Given request
Quote each line of the material verbatim, without the pictures.

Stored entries

═══

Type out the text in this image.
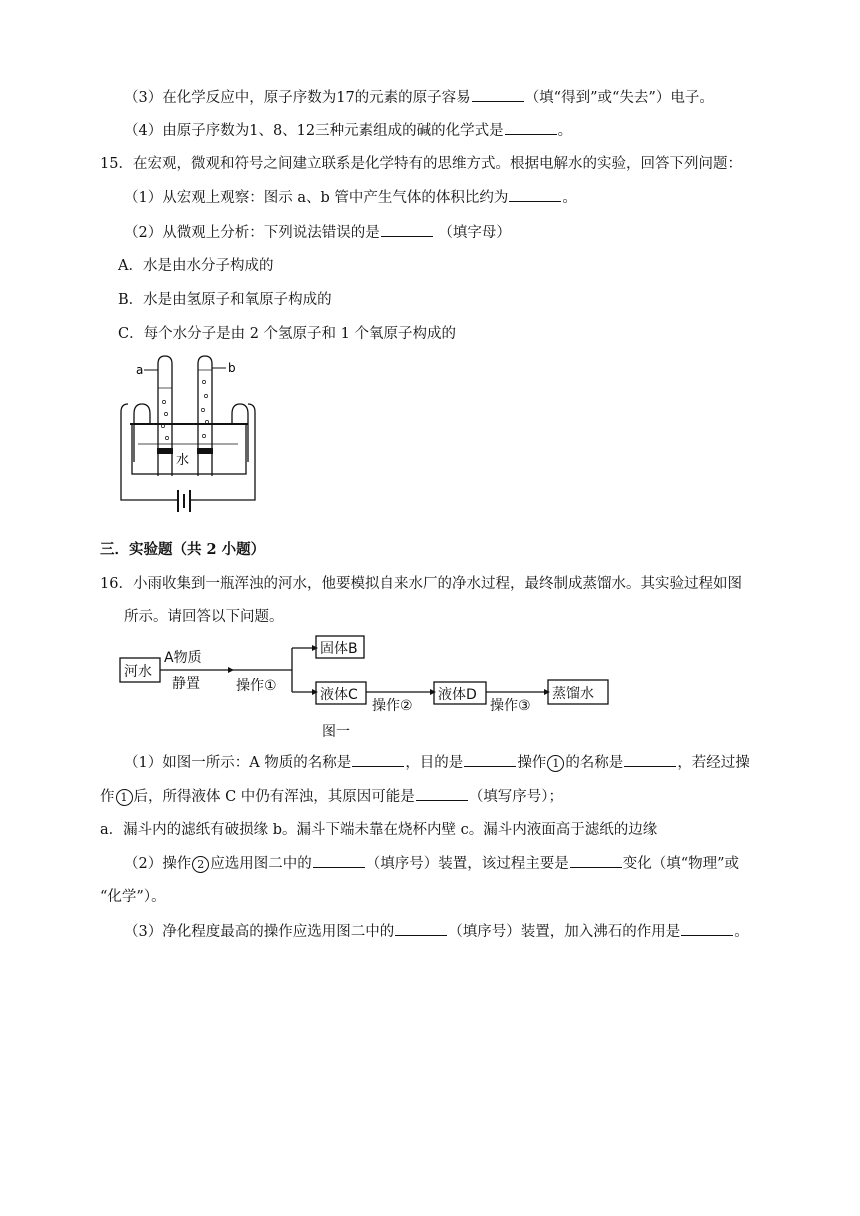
（3）在化学反应中，原子序数为17的元素的原子容易	（填“得到”或“失去”）电子。
（4）由原子序数为1、8、12三种元素组成的碱的化学式是	。
15．在宏观，微观和符号之间建立联系是化学特有的思维方式。根据电解水的实验，回答下列问题：
（1）从宏观上观察：图示 a、b 管中产生气体的体积比约为	。
（2）从微观上分析：下列说法错误的是	（填字母）
A．水是由水分子构成的
B．水是由氢原子和氧原子构成的
C．每个水分子是由 2 个氢原子和 1 个氧原子构成的
a	b
水
三．实验题（共 2 小题）
16．小雨收集到一瓶浑浊的河水，他要模拟自来水厂的净水过程，最终制成蒸馏水。其实验过程如图
所示。请回答以下问题。
河水
A物质
静置	操作①
固体B
液体C
操作②
液体D
操作③
蒸馏水
图一
（1）如图一所示：A 物质的名称是	，目的是	操作 1 的名称是	，若经过操
作 1 后，所得液体 C 中仍有浑浊，其原因可能是	（填写序号）；
a．漏斗内的滤纸有破损缘 b。漏斗下端未靠在烧杯内壁 c。漏斗内液面高于滤纸的边缘
（2）操作 2 应选用图二中的	（填序号）装置，该过程主要是	变化（填“物理”或
“化学”）。
（3）净化程度最高的操作应选用图二中的	（填序号）装置，加入沸石的作用是	。
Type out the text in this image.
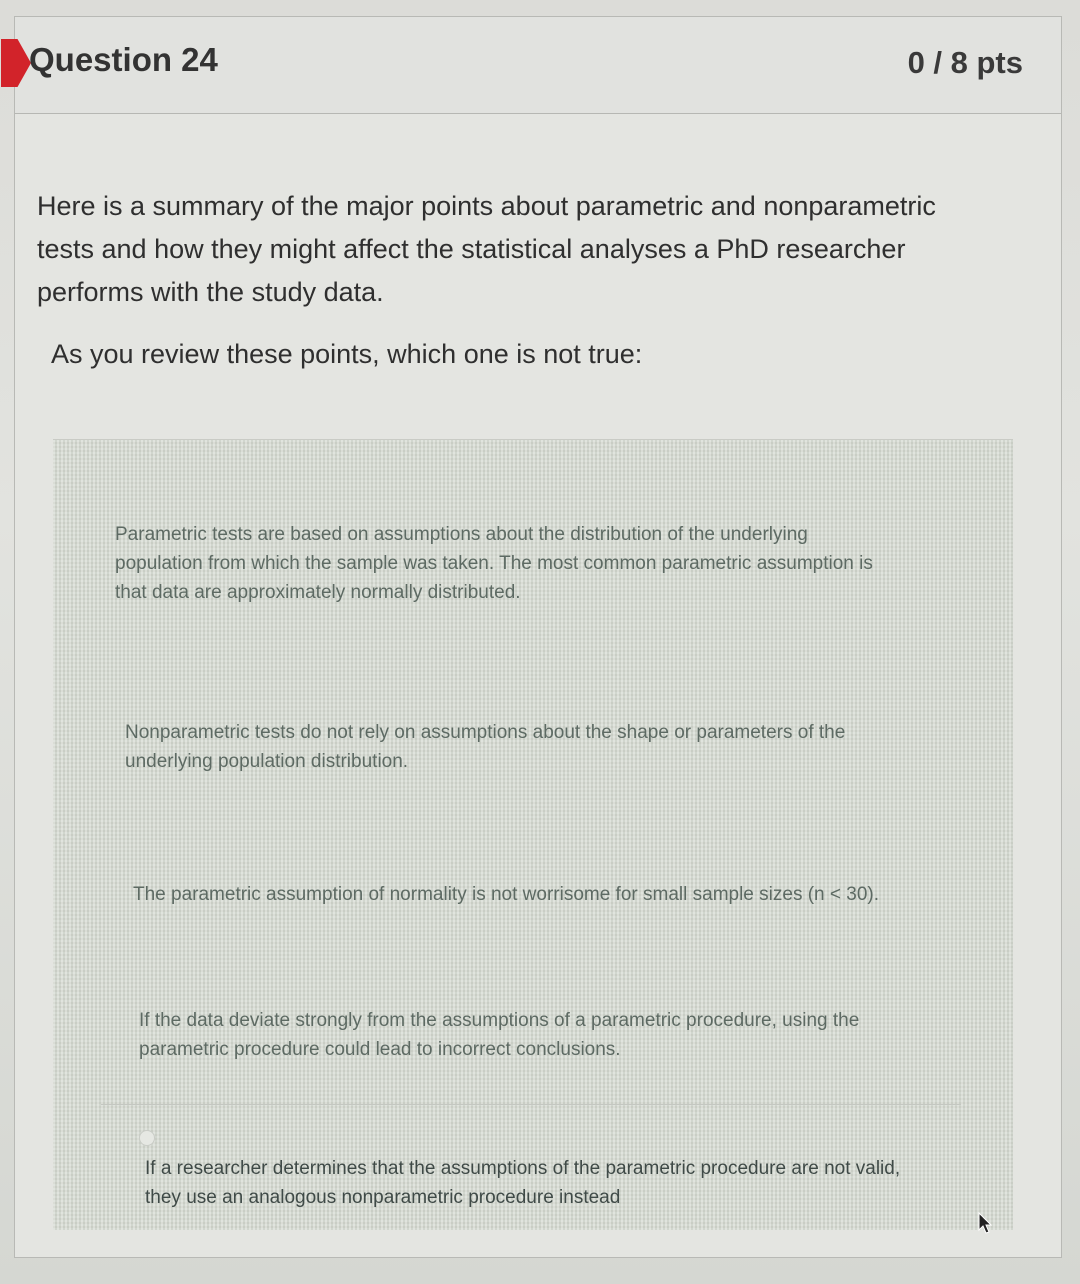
Question 24	0 / 8 pts
Here is a summary of the major points about parametric and nonparametric tests and how they might affect the statistical analyses a PhD researcher performs with the study data.
As you review these points, which one is not true:
Parametric tests are based on assumptions about the distribution of the underlying population from which the sample was taken. The most common parametric assumption is that data are approximately normally distributed.
Nonparametric tests do not rely on assumptions about the shape or parameters of the underlying population distribution.
The parametric assumption of normality is not worrisome for small sample sizes (n < 30).
If the data deviate strongly from the assumptions of a parametric procedure, using the parametric procedure could lead to incorrect conclusions.
If a researcher determines that the assumptions of the parametric procedure are not valid, they use an analogous nonparametric procedure instead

═══

Full response
Type out the text in this image.
（3）在化学反应中，原子序数为17的元素的原子容易	（填“得到”或“失去”）电子。
（4）由原子序数为1、8、12三种元素组成的碱的化学式是	。
15．在宏观，微观和符号之间建立联系是化学特有的思维方式。根据电解水的实验，回答下列问题：
（1）从宏观上观察：图示 a、b 管中产生气体的体积比约为	。
（2）从微观上分析：下列说法错误的是	（填字母）
A．水是由水分子构成的
B．水是由氢原子和氧原子构成的
C．每个水分子是由 2 个氢原子和 1 个氧原子构成的
a	b
水
三．实验题（共 2 小题）
16．小雨收集到一瓶浑浊的河水，他要模拟自来水厂的净水过程，最终制成蒸馏水。其实验过程如图
所示。请回答以下问题。
河水
A物质
静置	操作①
固体B
液体C
操作②
液体D
操作③
蒸馏水
图一
（1）如图一所示：A 物质的名称是	，目的是	操作 1 的名称是	，若经过操
作 1 后，所得液体 C 中仍有浑浊，其原因可能是	（填写序号）；
a．漏斗内的滤纸有破损缘 b。漏斗下端未靠在烧杯内壁 c。漏斗内液面高于滤纸的边缘
（2）操作 2 应选用图二中的	（填序号）装置，该过程主要是	变化（填“物理”或
“化学”）。
（3）净化程度最高的操作应选用图二中的	（填序号）装置，加入沸石的作用是	。
Type out the text in this image.
Question 24	0 / 8 pts
Here is a summary of the major points about parametric and nonparametric tests and how they might affect the statistical analyses a PhD researcher performs with the study data.
As you review these points, which one is not true:
Parametric tests are based on assumptions about the distribution of the underlying population from which the sample was taken. The most common parametric assumption is that data are approximately normally distributed.
Nonparametric tests do not rely on assumptions about the shape or parameters of the underlying population distribution.
The parametric assumption of normality is not worrisome for small sample sizes (n < 30).
If the data deviate strongly from the assumptions of a parametric procedure, using the parametric procedure could lead to incorrect conclusions.
If a researcher determines that the assumptions of the parametric procedure are not valid, they use an analogous nonparametric procedure instead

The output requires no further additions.